*TASK STATEMENT*. Gather each line containing the string "законодавства" from these entries.

*THE INPUT*.
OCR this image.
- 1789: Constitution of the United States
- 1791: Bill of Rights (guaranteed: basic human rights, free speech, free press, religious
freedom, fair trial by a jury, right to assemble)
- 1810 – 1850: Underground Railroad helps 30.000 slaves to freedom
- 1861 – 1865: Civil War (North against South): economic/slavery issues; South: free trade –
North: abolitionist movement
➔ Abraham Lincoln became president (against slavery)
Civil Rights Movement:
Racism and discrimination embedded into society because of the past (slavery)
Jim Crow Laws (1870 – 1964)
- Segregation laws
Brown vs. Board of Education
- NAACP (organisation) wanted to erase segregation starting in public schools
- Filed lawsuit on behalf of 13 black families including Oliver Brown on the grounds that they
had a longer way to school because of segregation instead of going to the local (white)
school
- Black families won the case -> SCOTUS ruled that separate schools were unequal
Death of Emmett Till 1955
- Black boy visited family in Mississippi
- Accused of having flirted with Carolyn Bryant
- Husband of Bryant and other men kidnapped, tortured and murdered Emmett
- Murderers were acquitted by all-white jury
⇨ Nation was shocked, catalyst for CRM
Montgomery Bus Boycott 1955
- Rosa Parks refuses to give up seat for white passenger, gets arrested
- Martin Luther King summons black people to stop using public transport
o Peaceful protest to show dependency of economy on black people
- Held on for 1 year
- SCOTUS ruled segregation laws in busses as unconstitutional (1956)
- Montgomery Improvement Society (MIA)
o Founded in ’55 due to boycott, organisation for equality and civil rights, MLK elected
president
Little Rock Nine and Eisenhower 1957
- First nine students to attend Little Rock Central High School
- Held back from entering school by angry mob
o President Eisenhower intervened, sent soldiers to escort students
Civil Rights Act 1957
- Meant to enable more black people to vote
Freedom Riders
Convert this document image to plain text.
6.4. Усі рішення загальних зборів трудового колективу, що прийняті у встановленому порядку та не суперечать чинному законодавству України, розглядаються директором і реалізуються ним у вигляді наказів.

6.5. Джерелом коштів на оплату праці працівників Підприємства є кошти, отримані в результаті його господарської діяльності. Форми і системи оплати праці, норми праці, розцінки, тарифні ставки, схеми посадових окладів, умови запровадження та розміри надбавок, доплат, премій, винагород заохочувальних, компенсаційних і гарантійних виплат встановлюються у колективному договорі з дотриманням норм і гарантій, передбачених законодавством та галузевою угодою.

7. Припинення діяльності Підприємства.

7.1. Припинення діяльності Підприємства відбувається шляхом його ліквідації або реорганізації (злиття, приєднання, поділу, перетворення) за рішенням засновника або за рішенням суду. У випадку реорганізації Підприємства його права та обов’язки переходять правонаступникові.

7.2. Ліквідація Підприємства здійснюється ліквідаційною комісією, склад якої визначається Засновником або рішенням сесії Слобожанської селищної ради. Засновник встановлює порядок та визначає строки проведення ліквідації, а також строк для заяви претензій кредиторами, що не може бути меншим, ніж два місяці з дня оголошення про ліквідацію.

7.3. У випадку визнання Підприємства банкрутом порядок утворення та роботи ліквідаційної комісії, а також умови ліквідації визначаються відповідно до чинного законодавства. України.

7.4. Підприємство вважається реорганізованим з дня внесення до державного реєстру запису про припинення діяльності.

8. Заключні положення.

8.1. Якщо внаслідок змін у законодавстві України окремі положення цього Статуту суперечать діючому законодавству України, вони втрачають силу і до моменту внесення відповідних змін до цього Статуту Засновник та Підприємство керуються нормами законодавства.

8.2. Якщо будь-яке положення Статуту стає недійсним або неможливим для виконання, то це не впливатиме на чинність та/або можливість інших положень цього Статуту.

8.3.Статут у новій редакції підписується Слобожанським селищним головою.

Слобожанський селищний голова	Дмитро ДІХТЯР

*RESPONSE*.
7.3. У випадку визнання Підприємства банкрутом порядок утворення та роботи ліквідаційної комісії, а також умови ліквідації визначаються відповідно до чинного законодавства. України.
8.1. Якщо внаслідок змін у законодавстві України окремі положення цього Статуту суперечать діючому законодавству України, вони втрачають силу і до моменту внесення відповідних змін до цього Статуту Засновник та Підприємство керуються нормами законодавства.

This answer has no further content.